Or we could have Brian Blessed and Janet Street-Porter doing all the voices. No mumbling there !

Brian Curtis

Or perhaps you could gather all the actors from the production in a studio where they would be properly mic’ed, told to "perform" their lines "correctly" in "lip sync" to the picture shown on a big screen and that could be used as the "dialogue track". Oh wait a moment don’t we have that, isn’t it "ADR" – bit expensive though!

Dave Plowman

This can be the problem with a series. The actors involved may well be out of contract by the time the need for ADR is realised at post. And can be very expensive – or indeed impossible – to get them in for it.

But then it’s a nonsense it is needed. It is obvious when dialogue is unintelligible on the set, so that’s the time to sort it.

Hugh Sheppard

I was at the VLV Spring Conference where Charlotte Moore blustered on drama audio issues. 

This has certainly reached the BBC’s top table, but I doubt if today’s BBC could resolve all the overlapping issues without going out to 3rd parties. Depending on who they ‘consult’ the outcome is bound to be partisan, as production and technical teams vie to say ‘Don’t blame me Guv’.

Given instruction >> Restate the discussion of unclear drama dialogue between "Hugh Sheppard" and "blame me Guv’.", inclusive, with "top table" changed to "high table".

Record list >>
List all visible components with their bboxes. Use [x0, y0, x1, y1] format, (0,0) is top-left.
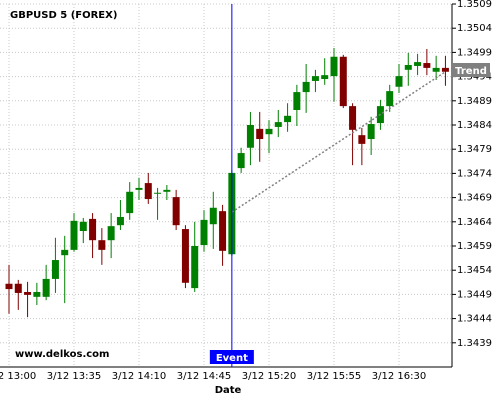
- y-tick-label: 1.3509: [457, 0, 492, 10]
- y-tick-label: 1.3494: [457, 72, 492, 83]
- candle-body: [423, 63, 431, 68]
- candle-body: [181, 229, 189, 283]
- y-tick-label: 1.3499: [457, 47, 492, 58]
- candle-body: [386, 91, 394, 107]
- candle-body: [441, 67, 449, 72]
- candle-body: [144, 183, 152, 200]
- x-tick-label: 3/12 14:45: [177, 371, 231, 382]
- candle-body: [200, 219, 208, 246]
- candle-body: [14, 283, 22, 293]
- y-tick-label: 1.3504: [457, 23, 492, 34]
- candle-body: [61, 249, 69, 256]
- candle-body: [293, 92, 301, 110]
- trend-line: [231, 71, 446, 213]
- candle-body: [395, 76, 403, 87]
- candle-body: [274, 122, 282, 127]
- x-tick-label: 3/12 16:30: [372, 371, 426, 382]
- y-tick-label: 1.3464: [457, 217, 492, 228]
- y-tick-label: 1.3469: [457, 193, 492, 204]
- candle-body: [209, 207, 217, 225]
- trend-label: Trend: [455, 66, 487, 77]
- candle-body: [432, 67, 440, 72]
- candle-body: [284, 115, 292, 123]
- candle-body: [79, 221, 87, 231]
- y-tick-label: 1.3439: [457, 338, 492, 349]
- y-tick-label: 1.3444: [457, 314, 492, 325]
- candle-body: [256, 128, 264, 140]
- chart-title: GBPUSD 5 (FOREX): [10, 10, 117, 21]
- candle-body: [311, 76, 319, 81]
- candle-body: [191, 246, 199, 289]
- event-label-box: [209, 350, 254, 364]
- candle-body: [154, 192, 162, 194]
- candle-body: [339, 56, 347, 107]
- x-tick-label: 3/12 14:10: [112, 371, 166, 382]
- watermark: www.delkos.com: [15, 349, 109, 360]
- candle-body: [126, 191, 134, 214]
- candle-body: [237, 153, 245, 169]
- y-tick-label: 1.3449: [457, 289, 492, 300]
- candle-body: [89, 218, 97, 241]
- candle-body: [349, 106, 357, 130]
- candle-body: [42, 278, 50, 297]
- x-tick-label: 3/12 13:35: [47, 371, 101, 382]
- candle-body: [404, 64, 412, 70]
- y-tick-label: 1.3474: [457, 168, 492, 179]
- candle-body: [265, 128, 273, 135]
- trend-label-box: [452, 63, 490, 77]
- candle-body: [24, 291, 32, 295]
- candle-body: [330, 56, 338, 77]
- candle-body: [5, 283, 13, 290]
- candle-body: [51, 260, 59, 279]
- x-axis-label: Date: [215, 385, 242, 396]
- candle-body: [135, 187, 143, 190]
- x-tick-label: 3/12 15:55: [307, 371, 361, 382]
- plot-area: [0, 4, 452, 367]
- candle-body: [107, 226, 115, 241]
- candle-body: [302, 81, 310, 93]
- candle-body: [172, 197, 180, 226]
- y-tick-label: 1.3479: [457, 144, 492, 155]
- candle-body: [246, 125, 254, 148]
- candle-body: [367, 124, 375, 140]
- y-tick-label: 1.3459: [457, 241, 492, 252]
- candle-body: [414, 62, 422, 66]
- y-tick-label: 1.3489: [457, 96, 492, 107]
- candle-body: [70, 220, 78, 250]
- x-tick-label: 3/12 15:20: [242, 371, 296, 382]
- candle-body: [98, 240, 106, 250]
- y-tick-label: 1.3484: [457, 120, 492, 131]
- y-tick-label: 1.3454: [457, 265, 492, 276]
- candle-body: [163, 189, 171, 192]
- x-tick-label: 3/12 13:00: [0, 371, 36, 382]
- candle-body: [33, 291, 41, 297]
- candle-body: [358, 135, 366, 144]
- candle-body: [116, 216, 124, 226]
- candle-body: [219, 211, 227, 251]
- candle-body: [321, 75, 329, 80]
- event-label: Event: [216, 353, 248, 364]
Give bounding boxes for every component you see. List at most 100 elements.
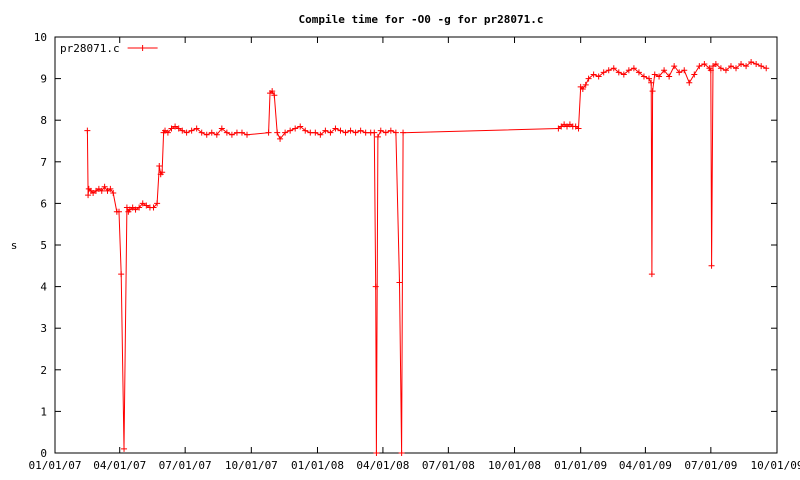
data-point — [579, 86, 586, 92]
data-point — [733, 65, 740, 72]
data-point — [722, 67, 729, 74]
data-point — [101, 183, 108, 190]
data-point — [396, 279, 403, 286]
series-layer — [84, 58, 770, 456]
x-tick-label: 10/01/09 — [751, 459, 800, 472]
data-point — [116, 208, 123, 215]
data-point — [671, 63, 678, 70]
data-point — [317, 131, 324, 138]
y-tick-label: 1 — [40, 405, 47, 418]
y-tick-label: 0 — [40, 447, 47, 460]
data-point — [85, 192, 92, 199]
x-tick-label: 07/01/08 — [422, 459, 475, 472]
y-tick-label: 3 — [40, 322, 47, 335]
x-tick-label: 01/01/09 — [554, 459, 607, 472]
data-point — [400, 129, 407, 136]
data-point — [371, 129, 378, 136]
data-point — [640, 73, 647, 80]
data-point — [302, 127, 309, 134]
data-point — [203, 131, 210, 138]
data-point — [635, 69, 642, 76]
data-point — [651, 71, 658, 78]
data-point — [213, 131, 220, 138]
data-point — [139, 200, 146, 207]
data-point — [590, 71, 597, 78]
data-point — [218, 125, 225, 132]
data-point — [696, 63, 703, 70]
data-point — [238, 129, 245, 136]
data-point — [648, 79, 655, 86]
x-tick-label: 01/01/07 — [29, 459, 82, 472]
legend-marker — [139, 45, 146, 51]
data-point — [265, 129, 272, 136]
data-point — [712, 61, 719, 68]
data-point — [398, 450, 405, 456]
data-point — [648, 271, 655, 278]
data-point — [676, 69, 683, 76]
data-point — [154, 200, 161, 207]
data-point — [143, 202, 150, 209]
data-point — [183, 129, 190, 136]
data-point — [164, 129, 171, 136]
x-tick-label: 01/01/08 — [291, 459, 344, 472]
data-point — [307, 129, 314, 136]
data-point — [175, 125, 182, 132]
series-line — [86, 61, 767, 454]
data-point — [277, 135, 284, 142]
data-point — [686, 79, 693, 86]
data-point — [649, 88, 656, 95]
data-point — [392, 129, 399, 136]
data-point — [620, 71, 627, 78]
data-point — [362, 129, 369, 136]
x-tick-label: 04/01/09 — [619, 459, 672, 472]
data-point — [382, 129, 389, 136]
data-point — [287, 127, 294, 134]
data-point — [347, 127, 354, 134]
x-axis: 01/01/07 04/01/07 07/01/07 10/01/07 01/01/08… — [29, 37, 800, 472]
data-point — [727, 63, 734, 70]
data-point — [595, 73, 602, 80]
x-tick-label: 07/01/07 — [159, 459, 212, 472]
data-point — [630, 65, 637, 72]
data-point — [605, 67, 612, 74]
data-point — [377, 127, 384, 134]
data-point — [84, 127, 91, 134]
y-tick-label: 4 — [40, 281, 47, 294]
data-point — [374, 133, 381, 140]
data-point — [188, 127, 195, 134]
data-point — [274, 129, 281, 136]
data-point — [656, 73, 663, 80]
y-axis: 0 1 2 3 4 5 6 7 8 9 10 — [34, 31, 777, 460]
data-point — [585, 75, 592, 82]
data-point — [738, 61, 745, 68]
chart-title: Compile time for -O0 -g for pr28071.c — [298, 13, 543, 26]
data-point — [172, 123, 179, 130]
data-point — [717, 65, 724, 72]
data-point — [223, 129, 230, 136]
x-tick-label: 10/01/08 — [488, 459, 541, 472]
data-point — [337, 127, 344, 134]
data-point — [681, 67, 688, 74]
data-point — [282, 129, 289, 136]
x-tick-label: 07/01/09 — [684, 459, 737, 472]
data-point — [168, 125, 175, 132]
plot-area — [54, 36, 778, 454]
data-point — [701, 61, 708, 68]
plot-border — [54, 36, 778, 454]
data-point — [233, 129, 240, 136]
y-tick-label: 2 — [40, 364, 47, 377]
data-point — [661, 67, 668, 74]
data-point — [107, 185, 114, 192]
data-point — [98, 187, 105, 194]
data-point — [575, 125, 582, 132]
data-point — [342, 129, 349, 136]
data-point — [150, 204, 157, 211]
legend-label: pr28071.c — [60, 42, 120, 55]
data-point — [743, 63, 750, 70]
data-point — [707, 67, 714, 74]
data-point — [159, 169, 166, 176]
data-point — [582, 81, 589, 88]
data-point — [625, 67, 632, 74]
data-point — [269, 88, 276, 95]
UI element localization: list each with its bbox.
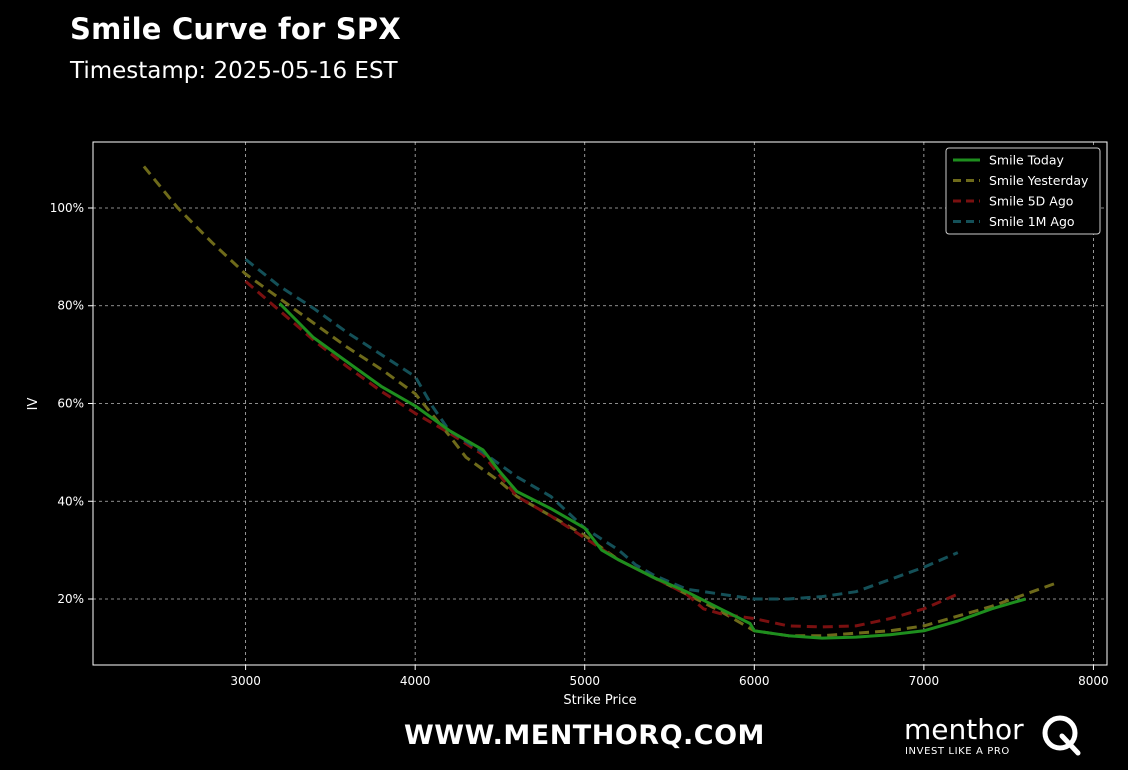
chart-subtitle: Timestamp: 2025-05-16 EST <box>70 58 398 84</box>
x-tick-label: 4000 <box>400 674 431 688</box>
footer-url[interactable]: WWW.MENTHORQ.COM <box>404 720 765 751</box>
legend: Smile Today Smile Yesterday Smile 5D Ago Sm… <box>945 147 1101 235</box>
grid-layer <box>93 142 1107 665</box>
y-tick-label: 80% <box>57 299 84 313</box>
x-tick-label: 7000 <box>909 674 940 688</box>
x-axis-label: Strike Price <box>563 693 636 708</box>
series-line-1 <box>142 165 1061 638</box>
y-tick-label: 20% <box>57 592 84 606</box>
series-layer <box>142 165 1061 640</box>
y-tick-label: 40% <box>57 494 84 508</box>
legend-label: Smile Today <box>989 153 1064 168</box>
y-tick-label: 60% <box>57 397 84 411</box>
x-tick-label: 8000 <box>1078 674 1109 688</box>
legend-box <box>945 147 1101 235</box>
x-tick-label: 3000 <box>230 674 261 688</box>
legend-label: Smile 5D Ago <box>989 194 1073 209</box>
legend-label: Smile Yesterday <box>989 173 1089 188</box>
series-line-0 <box>278 302 1027 640</box>
y-tick-label: 100% <box>50 201 84 215</box>
menthorq-logo: menthor INVEST LIKE A PRO <box>904 713 1094 763</box>
y-axis-label: IV <box>26 398 41 411</box>
x-tick-label: 6000 <box>739 674 770 688</box>
series-line-2 <box>244 280 959 629</box>
chart-title: Smile Curve for SPX <box>70 12 401 46</box>
legend-label: Smile 1M Ago <box>989 214 1075 229</box>
logo-wordmark: menthor <box>904 713 1024 746</box>
q-magnifier-icon <box>1042 715 1081 756</box>
logo-tagline: INVEST LIKE A PRO <box>905 746 1010 757</box>
x-tick-label: 5000 <box>569 674 600 688</box>
tick-layer: 3000 4000 5000 6000 7000 8000 20% 40% 60% 80% 100% <box>50 201 1109 688</box>
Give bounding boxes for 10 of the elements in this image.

Solved problem >>
Hugh Sheppard

I was at the VLV Spring Conference where Charlotte Moore blustered on drama audio issues. 

This has certainly reached the BBC’s high table, but I doubt if today’s BBC could resolve all the overlapping issues without going out to 3rd parties. Depending on who they ‘consult’ the outcome is bound to be partisan, as production and technical teams vie to say ‘Don’t blame me Guv’.